━━ Listed records

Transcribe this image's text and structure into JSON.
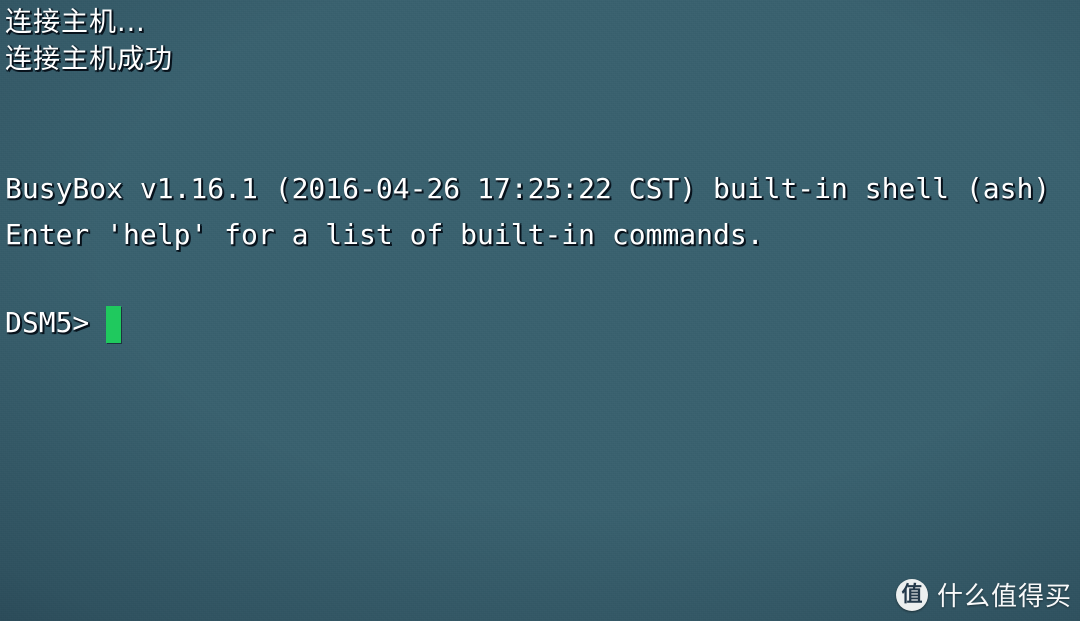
{
  "terminal": {
    "status_lines": [
      "连接主机...",
      "连接主机成功"
    ],
    "banner_line": "BusyBox v1.16.1 (2016-04-26 17:25:22 CST) built-in shell (ash)",
    "help_line": "Enter 'help' for a list of built-in commands.",
    "prompt": "DSM5>",
    "input_value": "",
    "cursor_color": "#1fc95e",
    "text_color": "#ffffff",
    "background_color": "#3a6379"
  },
  "watermark": {
    "badge_glyph": "值",
    "badge_icon": "value-badge-icon",
    "text": "什么值得买"
  }
}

━━━━

_Goal of the exercise:_ Give all the entries again exactly, dropping each picture.

_Solution for this exercise:_
Transcribe this image's text and structure into JSON.
{
  "terminal": {
    "status_lines": [
      "连接主机...",
      "连接主机成功"
    ],
    "banner_line": "BusyBox v1.16.1 (2016-04-26 17:25:22 CST) built-in shell (ash)",
    "help_line": "Enter 'help' for a list of built-in commands.",
    "prompt": "DSM5>",
    "input_value": "",
    "cursor_color": "#1fc95e",
    "text_color": "#ffffff",
    "background_color": "#3a6379"
  },
  "watermark": {
    "badge_glyph": "值",
    "badge_icon": "value-badge-icon",
    "text": "什么值得买"
  }
}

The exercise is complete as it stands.